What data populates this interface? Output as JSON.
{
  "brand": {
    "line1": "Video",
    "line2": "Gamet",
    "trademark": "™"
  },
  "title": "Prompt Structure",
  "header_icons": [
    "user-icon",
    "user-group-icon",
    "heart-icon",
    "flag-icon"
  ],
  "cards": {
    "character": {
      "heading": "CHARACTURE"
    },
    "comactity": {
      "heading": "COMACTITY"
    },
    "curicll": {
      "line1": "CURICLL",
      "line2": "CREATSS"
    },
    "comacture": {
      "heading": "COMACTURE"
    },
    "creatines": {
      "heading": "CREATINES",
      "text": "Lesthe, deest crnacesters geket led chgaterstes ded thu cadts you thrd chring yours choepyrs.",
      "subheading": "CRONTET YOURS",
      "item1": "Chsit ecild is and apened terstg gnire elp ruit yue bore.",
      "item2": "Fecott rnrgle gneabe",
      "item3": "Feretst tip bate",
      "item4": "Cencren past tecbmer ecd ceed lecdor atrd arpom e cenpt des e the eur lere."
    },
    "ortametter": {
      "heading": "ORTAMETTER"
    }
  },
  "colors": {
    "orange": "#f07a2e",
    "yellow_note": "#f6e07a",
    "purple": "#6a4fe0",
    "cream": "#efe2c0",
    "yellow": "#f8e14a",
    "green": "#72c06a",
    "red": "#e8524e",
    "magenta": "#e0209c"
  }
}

===============

**Task instructions**
Write the whole listing out again. Keep every line exactly as it is.

**Finished task**
What data populates this interface? Output as JSON.
{
  "brand": {
    "line1": "Video",
    "line2": "Gamet",
    "trademark": "™"
  },
  "title": "Prompt Structure",
  "header_icons": [
    "user-icon",
    "user-group-icon",
    "heart-icon",
    "flag-icon"
  ],
  "cards": {
    "character": {
      "heading": "CHARACTURE"
    },
    "comactity": {
      "heading": "COMACTITY"
    },
    "curicll": {
      "line1": "CURICLL",
      "line2": "CREATSS"
    },
    "comacture": {
      "heading": "COMACTURE"
    },
    "creatines": {
      "heading": "CREATINES",
      "text": "Lesthe, deest crnacesters geket led chgaterstes ded thu cadts you thrd chring yours choepyrs.",
      "subheading": "CRONTET YOURS",
      "item1": "Chsit ecild is and apened terstg gnire elp ruit yue bore.",
      "item2": "Fecott rnrgle gneabe",
      "item3": "Feretst tip bate",
      "item4": "Cencren past tecbmer ecd ceed lecdor atrd arpom e cenpt des e the eur lere."
    },
    "ortametter": {
      "heading": "ORTAMETTER"
    }
  },
  "colors": {
    "orange": "#f07a2e",
    "yellow_note": "#f6e07a",
    "purple": "#6a4fe0",
    "cream": "#efe2c0",
    "yellow": "#f8e14a",
    "green": "#72c06a",
    "red": "#e8524e",
    "magenta": "#e0209c"
  }
}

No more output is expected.